Extracted records:
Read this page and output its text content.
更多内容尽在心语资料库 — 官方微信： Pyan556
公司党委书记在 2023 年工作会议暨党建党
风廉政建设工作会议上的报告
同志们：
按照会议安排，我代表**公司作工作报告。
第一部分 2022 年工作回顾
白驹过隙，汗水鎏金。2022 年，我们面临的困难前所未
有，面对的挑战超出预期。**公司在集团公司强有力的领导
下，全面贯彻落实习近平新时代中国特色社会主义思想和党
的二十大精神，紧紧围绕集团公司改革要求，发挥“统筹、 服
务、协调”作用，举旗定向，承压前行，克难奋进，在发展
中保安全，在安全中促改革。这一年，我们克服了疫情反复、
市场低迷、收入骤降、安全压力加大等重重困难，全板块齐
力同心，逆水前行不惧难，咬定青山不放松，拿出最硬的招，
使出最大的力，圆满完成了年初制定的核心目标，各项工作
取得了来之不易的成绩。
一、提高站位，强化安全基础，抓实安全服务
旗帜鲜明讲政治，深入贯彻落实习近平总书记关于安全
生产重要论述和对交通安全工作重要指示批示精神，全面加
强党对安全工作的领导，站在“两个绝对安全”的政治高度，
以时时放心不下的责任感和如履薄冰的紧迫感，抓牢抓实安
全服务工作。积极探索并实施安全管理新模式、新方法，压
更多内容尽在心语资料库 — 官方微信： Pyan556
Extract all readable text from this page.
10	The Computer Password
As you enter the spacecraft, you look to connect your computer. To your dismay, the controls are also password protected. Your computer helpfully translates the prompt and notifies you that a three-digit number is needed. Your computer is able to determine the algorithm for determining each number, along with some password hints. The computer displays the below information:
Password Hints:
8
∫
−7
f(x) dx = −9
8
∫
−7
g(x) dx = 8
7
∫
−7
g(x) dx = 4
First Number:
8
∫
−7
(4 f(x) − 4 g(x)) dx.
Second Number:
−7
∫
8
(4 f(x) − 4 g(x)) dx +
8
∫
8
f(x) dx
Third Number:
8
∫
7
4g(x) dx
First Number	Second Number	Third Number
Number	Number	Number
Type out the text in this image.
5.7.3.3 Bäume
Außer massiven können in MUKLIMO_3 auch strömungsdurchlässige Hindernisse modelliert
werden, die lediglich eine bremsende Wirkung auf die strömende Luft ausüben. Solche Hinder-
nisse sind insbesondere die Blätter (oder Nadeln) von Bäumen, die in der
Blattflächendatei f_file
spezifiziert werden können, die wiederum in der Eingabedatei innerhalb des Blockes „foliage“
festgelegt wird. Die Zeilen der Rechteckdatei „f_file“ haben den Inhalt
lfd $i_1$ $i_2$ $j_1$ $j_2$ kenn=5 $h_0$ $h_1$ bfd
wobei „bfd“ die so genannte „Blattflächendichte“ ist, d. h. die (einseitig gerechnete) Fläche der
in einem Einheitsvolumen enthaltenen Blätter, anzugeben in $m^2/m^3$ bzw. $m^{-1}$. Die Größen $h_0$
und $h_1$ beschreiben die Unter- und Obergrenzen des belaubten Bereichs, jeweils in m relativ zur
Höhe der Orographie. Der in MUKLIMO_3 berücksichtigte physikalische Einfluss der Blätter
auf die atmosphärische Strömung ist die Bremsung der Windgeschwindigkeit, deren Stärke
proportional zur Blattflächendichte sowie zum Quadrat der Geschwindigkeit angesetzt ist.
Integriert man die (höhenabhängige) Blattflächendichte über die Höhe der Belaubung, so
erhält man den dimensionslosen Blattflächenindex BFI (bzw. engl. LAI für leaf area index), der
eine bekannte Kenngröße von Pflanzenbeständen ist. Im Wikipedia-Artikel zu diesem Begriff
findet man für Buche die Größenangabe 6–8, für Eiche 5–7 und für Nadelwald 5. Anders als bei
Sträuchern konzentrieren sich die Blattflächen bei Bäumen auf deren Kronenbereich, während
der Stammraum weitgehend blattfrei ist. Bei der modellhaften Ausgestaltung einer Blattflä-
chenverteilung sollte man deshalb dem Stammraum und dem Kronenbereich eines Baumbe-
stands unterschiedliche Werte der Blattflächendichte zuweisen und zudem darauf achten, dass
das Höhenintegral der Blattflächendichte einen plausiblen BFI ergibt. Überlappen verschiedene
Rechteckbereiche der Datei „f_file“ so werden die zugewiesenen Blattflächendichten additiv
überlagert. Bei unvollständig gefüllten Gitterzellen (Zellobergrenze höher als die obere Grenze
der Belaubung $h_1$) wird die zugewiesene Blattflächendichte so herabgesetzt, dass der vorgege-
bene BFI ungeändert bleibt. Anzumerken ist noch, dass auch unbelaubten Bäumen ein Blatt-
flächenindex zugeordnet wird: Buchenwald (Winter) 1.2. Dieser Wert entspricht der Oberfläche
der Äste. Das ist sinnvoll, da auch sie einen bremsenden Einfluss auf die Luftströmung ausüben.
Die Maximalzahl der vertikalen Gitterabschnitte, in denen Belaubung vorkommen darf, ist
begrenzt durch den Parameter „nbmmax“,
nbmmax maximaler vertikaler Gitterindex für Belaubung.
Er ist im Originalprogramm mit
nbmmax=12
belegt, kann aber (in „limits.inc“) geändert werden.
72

What the task requires: Repeat the material word for word, in full.

Solution to this task:
Read this page and output its text content.
更多内容尽在心语资料库 — 官方微信： Pyan556
公司党委书记在 2023 年工作会议暨党建党
风廉政建设工作会议上的报告
同志们：
按照会议安排，我代表**公司作工作报告。
第一部分 2022 年工作回顾
白驹过隙，汗水鎏金。2022 年，我们面临的困难前所未
有，面对的挑战超出预期。**公司在集团公司强有力的领导
下，全面贯彻落实习近平新时代中国特色社会主义思想和党
的二十大精神，紧紧围绕集团公司改革要求，发挥“统筹、 服
务、协调”作用，举旗定向，承压前行，克难奋进，在发展
中保安全，在安全中促改革。这一年，我们克服了疫情反复、
市场低迷、收入骤降、安全压力加大等重重困难，全板块齐
力同心，逆水前行不惧难，咬定青山不放松，拿出最硬的招，
使出最大的力，圆满完成了年初制定的核心目标，各项工作
取得了来之不易的成绩。
一、提高站位，强化安全基础，抓实安全服务
旗帜鲜明讲政治，深入贯彻落实习近平总书记关于安全
生产重要论述和对交通安全工作重要指示批示精神，全面加
强党对安全工作的领导，站在“两个绝对安全”的政治高度，
以时时放心不下的责任感和如履薄冰的紧迫感，抓牢抓实安
全服务工作。积极探索并实施安全管理新模式、新方法，压
更多内容尽在心语资料库 — 官方微信： Pyan556
Extract all readable text from this page.
10	The Computer Password
As you enter the spacecraft, you look to connect your computer. To your dismay, the controls are also password protected. Your computer helpfully translates the prompt and notifies you that a three-digit number is needed. Your computer is able to determine the algorithm for determining each number, along with some password hints. The computer displays the below information:
Password Hints:
8
∫
−7
f(x) dx = −9
8
∫
−7
g(x) dx = 8
7
∫
−7
g(x) dx = 4
First Number:
8
∫
−7
(4 f(x) − 4 g(x)) dx.
Second Number:
−7
∫
8
(4 f(x) − 4 g(x)) dx +
8
∫
8
f(x) dx
Third Number:
8
∫
7
4g(x) dx
First Number	Second Number	Third Number
Number	Number	Number
Type out the text in this image.
5.7.3.3 Bäume
Außer massiven können in MUKLIMO_3 auch strömungsdurchlässige Hindernisse modelliert
werden, die lediglich eine bremsende Wirkung auf die strömende Luft ausüben. Solche Hinder-
nisse sind insbesondere die Blätter (oder Nadeln) von Bäumen, die in der
Blattflächendatei f_file
spezifiziert werden können, die wiederum in der Eingabedatei innerhalb des Blockes „foliage“
festgelegt wird. Die Zeilen der Rechteckdatei „f_file“ haben den Inhalt
lfd $i_1$ $i_2$ $j_1$ $j_2$ kenn=5 $h_0$ $h_1$ bfd
wobei „bfd“ die so genannte „Blattflächendichte“ ist, d. h. die (einseitig gerechnete) Fläche der
in einem Einheitsvolumen enthaltenen Blätter, anzugeben in $m^2/m^3$ bzw. $m^{-1}$. Die Größen $h_0$
und $h_1$ beschreiben die Unter- und Obergrenzen des belaubten Bereichs, jeweils in m relativ zur
Höhe der Orographie. Der in MUKLIMO_3 berücksichtigte physikalische Einfluss der Blätter
auf die atmosphärische Strömung ist die Bremsung der Windgeschwindigkeit, deren Stärke
proportional zur Blattflächendichte sowie zum Quadrat der Geschwindigkeit angesetzt ist.
Integriert man die (höhenabhängige) Blattflächendichte über die Höhe der Belaubung, so
erhält man den dimensionslosen Blattflächenindex BFI (bzw. engl. LAI für leaf area index), der
eine bekannte Kenngröße von Pflanzenbeständen ist. Im Wikipedia-Artikel zu diesem Begriff
findet man für Buche die Größenangabe 6–8, für Eiche 5–7 und für Nadelwald 5. Anders als bei
Sträuchern konzentrieren sich die Blattflächen bei Bäumen auf deren Kronenbereich, während
der Stammraum weitgehend blattfrei ist. Bei der modellhaften Ausgestaltung einer Blattflä-
chenverteilung sollte man deshalb dem Stammraum und dem Kronenbereich eines Baumbe-
stands unterschiedliche Werte der Blattflächendichte zuweisen und zudem darauf achten, dass
das Höhenintegral der Blattflächendichte einen plausiblen BFI ergibt. Überlappen verschiedene
Rechteckbereiche der Datei „f_file“ so werden die zugewiesenen Blattflächendichten additiv
überlagert. Bei unvollständig gefüllten Gitterzellen (Zellobergrenze höher als die obere Grenze
der Belaubung $h_1$) wird die zugewiesene Blattflächendichte so herabgesetzt, dass der vorgege-
bene BFI ungeändert bleibt. Anzumerken ist noch, dass auch unbelaubten Bäumen ein Blatt-
flächenindex zugeordnet wird: Buchenwald (Winter) 1.2. Dieser Wert entspricht der Oberfläche
der Äste. Das ist sinnvoll, da auch sie einen bremsenden Einfluss auf die Luftströmung ausüben.
Die Maximalzahl der vertikalen Gitterabschnitte, in denen Belaubung vorkommen darf, ist
begrenzt durch den Parameter „nbmmax“,
nbmmax maximaler vertikaler Gitterindex für Belaubung.
Er ist im Originalprogramm mit
nbmmax=12
belegt, kann aber (in „limits.inc“) geändert werden.
72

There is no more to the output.